[Source data]
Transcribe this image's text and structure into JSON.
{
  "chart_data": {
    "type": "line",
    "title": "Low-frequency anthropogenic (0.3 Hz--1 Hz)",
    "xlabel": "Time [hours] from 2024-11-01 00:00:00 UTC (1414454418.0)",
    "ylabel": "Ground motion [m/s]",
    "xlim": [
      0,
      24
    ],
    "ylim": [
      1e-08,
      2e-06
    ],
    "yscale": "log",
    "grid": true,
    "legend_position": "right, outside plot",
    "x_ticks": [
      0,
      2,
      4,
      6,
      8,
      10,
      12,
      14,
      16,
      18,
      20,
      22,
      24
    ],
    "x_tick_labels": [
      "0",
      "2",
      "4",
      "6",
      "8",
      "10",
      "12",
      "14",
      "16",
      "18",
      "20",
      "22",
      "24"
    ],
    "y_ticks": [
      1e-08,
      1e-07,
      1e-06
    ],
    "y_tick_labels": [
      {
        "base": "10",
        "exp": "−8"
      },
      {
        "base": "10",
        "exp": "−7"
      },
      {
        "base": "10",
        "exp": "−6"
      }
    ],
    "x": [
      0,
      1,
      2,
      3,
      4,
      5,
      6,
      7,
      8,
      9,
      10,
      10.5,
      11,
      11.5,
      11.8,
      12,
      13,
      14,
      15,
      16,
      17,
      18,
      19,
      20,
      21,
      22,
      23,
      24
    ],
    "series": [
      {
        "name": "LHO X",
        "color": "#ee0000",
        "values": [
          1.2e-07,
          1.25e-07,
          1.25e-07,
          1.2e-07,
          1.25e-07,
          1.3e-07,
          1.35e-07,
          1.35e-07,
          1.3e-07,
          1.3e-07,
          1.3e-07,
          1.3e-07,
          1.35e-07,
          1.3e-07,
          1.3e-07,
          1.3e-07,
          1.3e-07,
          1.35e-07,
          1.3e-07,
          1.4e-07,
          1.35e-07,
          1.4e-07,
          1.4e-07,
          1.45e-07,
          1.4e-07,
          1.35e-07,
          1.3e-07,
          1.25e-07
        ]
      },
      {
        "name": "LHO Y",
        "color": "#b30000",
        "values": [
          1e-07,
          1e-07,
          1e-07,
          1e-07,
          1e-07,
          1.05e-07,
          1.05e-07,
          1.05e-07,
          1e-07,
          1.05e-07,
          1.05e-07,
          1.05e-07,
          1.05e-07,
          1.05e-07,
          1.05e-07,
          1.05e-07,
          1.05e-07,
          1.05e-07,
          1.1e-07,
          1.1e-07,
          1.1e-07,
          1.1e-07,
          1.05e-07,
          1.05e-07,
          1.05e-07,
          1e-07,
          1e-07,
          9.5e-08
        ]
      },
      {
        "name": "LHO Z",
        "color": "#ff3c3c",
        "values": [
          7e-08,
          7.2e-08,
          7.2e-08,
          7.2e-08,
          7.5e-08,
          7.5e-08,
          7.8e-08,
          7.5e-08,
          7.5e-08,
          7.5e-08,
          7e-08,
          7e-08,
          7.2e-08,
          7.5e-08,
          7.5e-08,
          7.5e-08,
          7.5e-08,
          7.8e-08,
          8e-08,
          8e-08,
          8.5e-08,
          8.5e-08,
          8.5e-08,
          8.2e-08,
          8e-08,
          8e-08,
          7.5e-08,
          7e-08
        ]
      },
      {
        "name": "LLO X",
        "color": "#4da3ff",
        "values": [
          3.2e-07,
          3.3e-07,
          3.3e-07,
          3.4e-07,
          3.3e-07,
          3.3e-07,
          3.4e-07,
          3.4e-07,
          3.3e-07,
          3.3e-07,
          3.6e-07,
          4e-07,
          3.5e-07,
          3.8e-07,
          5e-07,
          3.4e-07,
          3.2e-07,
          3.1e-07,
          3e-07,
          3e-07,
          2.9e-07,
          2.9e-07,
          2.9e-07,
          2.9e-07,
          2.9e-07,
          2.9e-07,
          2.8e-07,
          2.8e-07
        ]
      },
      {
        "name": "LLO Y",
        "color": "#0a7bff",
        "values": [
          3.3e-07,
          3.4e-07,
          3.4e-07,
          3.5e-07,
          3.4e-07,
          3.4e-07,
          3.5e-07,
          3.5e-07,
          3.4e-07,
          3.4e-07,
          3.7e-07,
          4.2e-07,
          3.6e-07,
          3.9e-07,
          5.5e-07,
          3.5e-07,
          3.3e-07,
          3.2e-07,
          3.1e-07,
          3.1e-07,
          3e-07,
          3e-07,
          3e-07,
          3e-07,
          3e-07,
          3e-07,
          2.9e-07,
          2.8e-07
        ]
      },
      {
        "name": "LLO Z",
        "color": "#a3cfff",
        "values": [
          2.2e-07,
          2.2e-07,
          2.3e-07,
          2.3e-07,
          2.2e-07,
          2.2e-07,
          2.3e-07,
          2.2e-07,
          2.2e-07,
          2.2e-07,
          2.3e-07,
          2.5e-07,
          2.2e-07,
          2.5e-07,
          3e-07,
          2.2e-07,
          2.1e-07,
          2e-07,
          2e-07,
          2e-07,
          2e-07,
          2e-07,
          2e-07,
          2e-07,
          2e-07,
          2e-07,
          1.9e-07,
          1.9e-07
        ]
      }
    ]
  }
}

- Instructions to follow: Nothing in the listing may be changed; retype it all exactly.

- Solution below:
Transcribe this image's text and structure into JSON.
{
  "chart_data": {
    "type": "line",
    "title": "Low-frequency anthropogenic (0.3 Hz--1 Hz)",
    "xlabel": "Time [hours] from 2024-11-01 00:00:00 UTC (1414454418.0)",
    "ylabel": "Ground motion [m/s]",
    "xlim": [
      0,
      24
    ],
    "ylim": [
      1e-08,
      2e-06
    ],
    "yscale": "log",
    "grid": true,
    "legend_position": "right, outside plot",
    "x_ticks": [
      0,
      2,
      4,
      6,
      8,
      10,
      12,
      14,
      16,
      18,
      20,
      22,
      24
    ],
    "x_tick_labels": [
      "0",
      "2",
      "4",
      "6",
      "8",
      "10",
      "12",
      "14",
      "16",
      "18",
      "20",
      "22",
      "24"
    ],
    "y_ticks": [
      1e-08,
      1e-07,
      1e-06
    ],
    "y_tick_labels": [
      {
        "base": "10",
        "exp": "−8"
      },
      {
        "base": "10",
        "exp": "−7"
      },
      {
        "base": "10",
        "exp": "−6"
      }
    ],
    "x": [
      0,
      1,
      2,
      3,
      4,
      5,
      6,
      7,
      8,
      9,
      10,
      10.5,
      11,
      11.5,
      11.8,
      12,
      13,
      14,
      15,
      16,
      17,
      18,
      19,
      20,
      21,
      22,
      23,
      24
    ],
    "series": [
      {
        "name": "LHO X",
        "color": "#ee0000",
        "values": [
          1.2e-07,
          1.25e-07,
          1.25e-07,
          1.2e-07,
          1.25e-07,
          1.3e-07,
          1.35e-07,
          1.35e-07,
          1.3e-07,
          1.3e-07,
          1.3e-07,
          1.3e-07,
          1.35e-07,
          1.3e-07,
          1.3e-07,
          1.3e-07,
          1.3e-07,
          1.35e-07,
          1.3e-07,
          1.4e-07,
          1.35e-07,
          1.4e-07,
          1.4e-07,
          1.45e-07,
          1.4e-07,
          1.35e-07,
          1.3e-07,
          1.25e-07
        ]
      },
      {
        "name": "LHO Y",
        "color": "#b30000",
        "values": [
          1e-07,
          1e-07,
          1e-07,
          1e-07,
          1e-07,
          1.05e-07,
          1.05e-07,
          1.05e-07,
          1e-07,
          1.05e-07,
          1.05e-07,
          1.05e-07,
          1.05e-07,
          1.05e-07,
          1.05e-07,
          1.05e-07,
          1.05e-07,
          1.05e-07,
          1.1e-07,
          1.1e-07,
          1.1e-07,
          1.1e-07,
          1.05e-07,
          1.05e-07,
          1.05e-07,
          1e-07,
          1e-07,
          9.5e-08
        ]
      },
      {
        "name": "LHO Z",
        "color": "#ff3c3c",
        "values": [
          7e-08,
          7.2e-08,
          7.2e-08,
          7.2e-08,
          7.5e-08,
          7.5e-08,
          7.8e-08,
          7.5e-08,
          7.5e-08,
          7.5e-08,
          7e-08,
          7e-08,
          7.2e-08,
          7.5e-08,
          7.5e-08,
          7.5e-08,
          7.5e-08,
          7.8e-08,
          8e-08,
          8e-08,
          8.5e-08,
          8.5e-08,
          8.5e-08,
          8.2e-08,
          8e-08,
          8e-08,
          7.5e-08,
          7e-08
        ]
      },
      {
        "name": "LLO X",
        "color": "#4da3ff",
        "values": [
          3.2e-07,
          3.3e-07,
          3.3e-07,
          3.4e-07,
          3.3e-07,
          3.3e-07,
          3.4e-07,
          3.4e-07,
          3.3e-07,
          3.3e-07,
          3.6e-07,
          4e-07,
          3.5e-07,
          3.8e-07,
          5e-07,
          3.4e-07,
          3.2e-07,
          3.1e-07,
          3e-07,
          3e-07,
          2.9e-07,
          2.9e-07,
          2.9e-07,
          2.9e-07,
          2.9e-07,
          2.9e-07,
          2.8e-07,
          2.8e-07
        ]
      },
      {
        "name": "LLO Y",
        "color": "#0a7bff",
        "values": [
          3.3e-07,
          3.4e-07,
          3.4e-07,
          3.5e-07,
          3.4e-07,
          3.4e-07,
          3.5e-07,
          3.5e-07,
          3.4e-07,
          3.4e-07,
          3.7e-07,
          4.2e-07,
          3.6e-07,
          3.9e-07,
          5.5e-07,
          3.5e-07,
          3.3e-07,
          3.2e-07,
          3.1e-07,
          3.1e-07,
          3e-07,
          3e-07,
          3e-07,
          3e-07,
          3e-07,
          3e-07,
          2.9e-07,
          2.8e-07
        ]
      },
      {
        "name": "LLO Z",
        "color": "#a3cfff",
        "values": [
          2.2e-07,
          2.2e-07,
          2.3e-07,
          2.3e-07,
          2.2e-07,
          2.2e-07,
          2.3e-07,
          2.2e-07,
          2.2e-07,
          2.2e-07,
          2.3e-07,
          2.5e-07,
          2.2e-07,
          2.5e-07,
          3e-07,
          2.2e-07,
          2.1e-07,
          2e-07,
          2e-07,
          2e-07,
          2e-07,
          2e-07,
          2e-07,
          2e-07,
          2e-07,
          2e-07,
          1.9e-07,
          1.9e-07
        ]
      }
    ]
  }
}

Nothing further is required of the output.